Each record below is to be reproduced without any change.

##############################

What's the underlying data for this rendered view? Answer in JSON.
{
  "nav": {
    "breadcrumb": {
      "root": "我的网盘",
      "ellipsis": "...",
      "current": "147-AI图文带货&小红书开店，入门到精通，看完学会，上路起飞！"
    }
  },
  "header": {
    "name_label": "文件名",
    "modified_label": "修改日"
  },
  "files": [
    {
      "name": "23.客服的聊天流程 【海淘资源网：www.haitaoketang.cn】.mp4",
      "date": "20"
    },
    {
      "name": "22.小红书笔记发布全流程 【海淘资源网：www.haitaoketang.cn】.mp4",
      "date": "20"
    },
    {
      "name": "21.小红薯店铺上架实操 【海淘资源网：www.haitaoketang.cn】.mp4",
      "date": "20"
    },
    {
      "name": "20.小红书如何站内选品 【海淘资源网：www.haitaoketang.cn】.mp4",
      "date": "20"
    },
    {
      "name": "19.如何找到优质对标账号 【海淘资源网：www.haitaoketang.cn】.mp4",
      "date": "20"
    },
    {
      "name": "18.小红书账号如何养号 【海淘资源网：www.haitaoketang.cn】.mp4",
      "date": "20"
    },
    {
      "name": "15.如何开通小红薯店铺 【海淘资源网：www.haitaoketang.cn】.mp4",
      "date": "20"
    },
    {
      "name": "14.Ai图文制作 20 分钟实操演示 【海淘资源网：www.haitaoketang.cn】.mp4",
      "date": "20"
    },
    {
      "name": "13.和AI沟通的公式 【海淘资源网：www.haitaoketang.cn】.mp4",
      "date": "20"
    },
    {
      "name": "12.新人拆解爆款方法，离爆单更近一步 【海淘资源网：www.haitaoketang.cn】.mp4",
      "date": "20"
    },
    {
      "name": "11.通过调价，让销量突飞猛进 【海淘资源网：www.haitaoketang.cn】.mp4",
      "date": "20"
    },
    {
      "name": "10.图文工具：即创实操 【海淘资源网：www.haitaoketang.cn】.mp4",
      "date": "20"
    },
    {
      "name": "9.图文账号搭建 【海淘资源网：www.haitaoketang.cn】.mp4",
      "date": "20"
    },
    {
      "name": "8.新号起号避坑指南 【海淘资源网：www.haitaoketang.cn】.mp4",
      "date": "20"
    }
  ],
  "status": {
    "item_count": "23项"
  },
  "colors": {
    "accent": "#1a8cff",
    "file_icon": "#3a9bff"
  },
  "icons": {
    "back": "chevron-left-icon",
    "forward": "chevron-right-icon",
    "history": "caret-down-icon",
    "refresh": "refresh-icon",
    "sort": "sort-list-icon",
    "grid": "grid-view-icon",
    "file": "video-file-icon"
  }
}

##############################

> _Answer_
What's the underlying data for this rendered view? Answer in JSON.
{
  "nav": {
    "breadcrumb": {
      "root": "我的网盘",
      "ellipsis": "...",
      "current": "147-AI图文带货&小红书开店，入门到精通，看完学会，上路起飞！"
    }
  },
  "header": {
    "name_label": "文件名",
    "modified_label": "修改日"
  },
  "files": [
    {
      "name": "23.客服的聊天流程 【海淘资源网：www.haitaoketang.cn】.mp4",
      "date": "20"
    },
    {
      "name": "22.小红书笔记发布全流程 【海淘资源网：www.haitaoketang.cn】.mp4",
      "date": "20"
    },
    {
      "name": "21.小红薯店铺上架实操 【海淘资源网：www.haitaoketang.cn】.mp4",
      "date": "20"
    },
    {
      "name": "20.小红书如何站内选品 【海淘资源网：www.haitaoketang.cn】.mp4",
      "date": "20"
    },
    {
      "name": "19.如何找到优质对标账号 【海淘资源网：www.haitaoketang.cn】.mp4",
      "date": "20"
    },
    {
      "name": "18.小红书账号如何养号 【海淘资源网：www.haitaoketang.cn】.mp4",
      "date": "20"
    },
    {
      "name": "15.如何开通小红薯店铺 【海淘资源网：www.haitaoketang.cn】.mp4",
      "date": "20"
    },
    {
      "name": "14.Ai图文制作 20 分钟实操演示 【海淘资源网：www.haitaoketang.cn】.mp4",
      "date": "20"
    },
    {
      "name": "13.和AI沟通的公式 【海淘资源网：www.haitaoketang.cn】.mp4",
      "date": "20"
    },
    {
      "name": "12.新人拆解爆款方法，离爆单更近一步 【海淘资源网：www.haitaoketang.cn】.mp4",
      "date": "20"
    },
    {
      "name": "11.通过调价，让销量突飞猛进 【海淘资源网：www.haitaoketang.cn】.mp4",
      "date": "20"
    },
    {
      "name": "10.图文工具：即创实操 【海淘资源网：www.haitaoketang.cn】.mp4",
      "date": "20"
    },
    {
      "name": "9.图文账号搭建 【海淘资源网：www.haitaoketang.cn】.mp4",
      "date": "20"
    },
    {
      "name": "8.新号起号避坑指南 【海淘资源网：www.haitaoketang.cn】.mp4",
      "date": "20"
    }
  ],
  "status": {
    "item_count": "23项"
  },
  "colors": {
    "accent": "#1a8cff",
    "file_icon": "#3a9bff"
  },
  "icons": {
    "back": "chevron-left-icon",
    "forward": "chevron-right-icon",
    "history": "caret-down-icon",
    "refresh": "refresh-icon",
    "sort": "sort-list-icon",
    "grid": "grid-view-icon",
    "file": "video-file-icon"
  }
}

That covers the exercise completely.